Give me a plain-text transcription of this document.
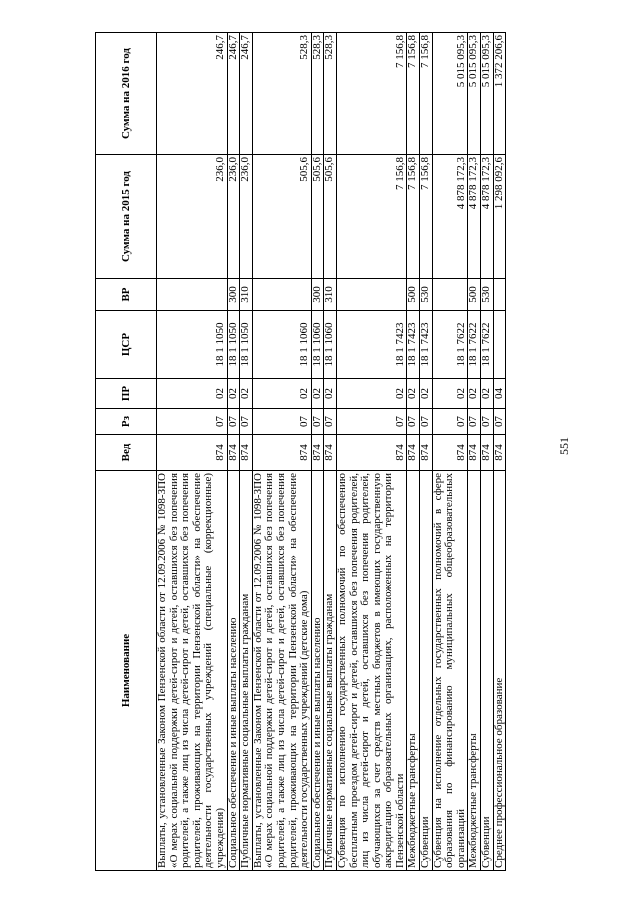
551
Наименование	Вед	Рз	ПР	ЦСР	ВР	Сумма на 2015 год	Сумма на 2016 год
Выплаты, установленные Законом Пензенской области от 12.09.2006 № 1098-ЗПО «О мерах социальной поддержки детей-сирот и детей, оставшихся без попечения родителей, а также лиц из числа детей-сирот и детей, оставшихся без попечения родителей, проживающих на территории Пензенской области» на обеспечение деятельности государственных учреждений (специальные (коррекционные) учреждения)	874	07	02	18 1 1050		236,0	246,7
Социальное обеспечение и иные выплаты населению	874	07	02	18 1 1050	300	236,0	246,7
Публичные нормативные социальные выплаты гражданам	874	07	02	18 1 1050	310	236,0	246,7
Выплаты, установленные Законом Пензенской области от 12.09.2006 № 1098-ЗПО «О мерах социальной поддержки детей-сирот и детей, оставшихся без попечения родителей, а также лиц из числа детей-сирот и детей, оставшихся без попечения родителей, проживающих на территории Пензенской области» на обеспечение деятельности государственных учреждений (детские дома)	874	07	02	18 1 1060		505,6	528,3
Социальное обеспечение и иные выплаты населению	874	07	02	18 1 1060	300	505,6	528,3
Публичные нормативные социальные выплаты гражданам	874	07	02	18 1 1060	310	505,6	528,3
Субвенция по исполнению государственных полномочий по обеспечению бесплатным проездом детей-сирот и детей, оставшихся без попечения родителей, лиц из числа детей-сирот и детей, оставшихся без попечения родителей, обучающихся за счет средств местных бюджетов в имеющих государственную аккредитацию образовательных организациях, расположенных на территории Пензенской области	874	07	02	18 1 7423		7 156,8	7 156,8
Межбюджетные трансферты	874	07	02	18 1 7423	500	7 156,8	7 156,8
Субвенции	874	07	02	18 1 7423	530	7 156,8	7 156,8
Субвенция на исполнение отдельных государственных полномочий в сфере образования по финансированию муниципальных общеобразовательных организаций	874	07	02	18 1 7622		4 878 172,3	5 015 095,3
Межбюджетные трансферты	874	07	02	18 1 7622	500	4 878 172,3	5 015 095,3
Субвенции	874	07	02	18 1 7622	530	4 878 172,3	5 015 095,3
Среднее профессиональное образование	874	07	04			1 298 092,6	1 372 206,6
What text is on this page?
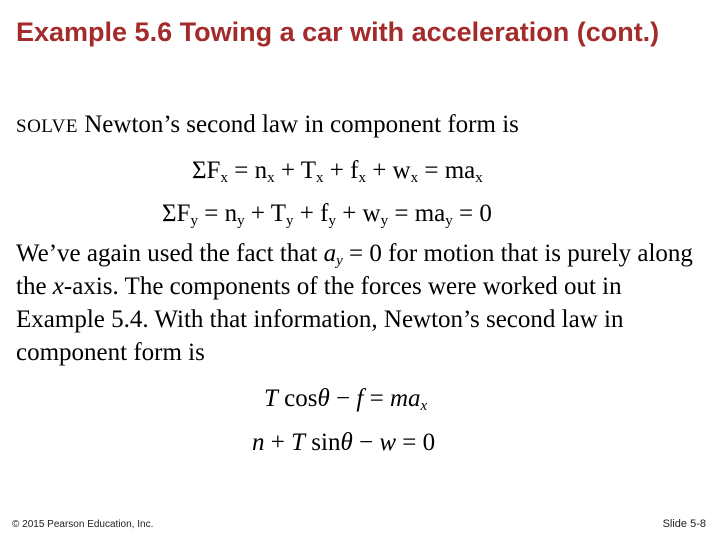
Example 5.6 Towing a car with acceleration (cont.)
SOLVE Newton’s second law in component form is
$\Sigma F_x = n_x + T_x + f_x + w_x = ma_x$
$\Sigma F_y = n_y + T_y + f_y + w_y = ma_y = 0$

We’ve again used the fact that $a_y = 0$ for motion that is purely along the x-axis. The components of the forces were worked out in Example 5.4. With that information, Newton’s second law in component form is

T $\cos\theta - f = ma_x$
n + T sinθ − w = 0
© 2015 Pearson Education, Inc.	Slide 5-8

========

• _TASK TO CARRY OUT_
State how many lines of the entries above include the word "иные", offering no text other than the number.

• _FULL SOLUTION_
2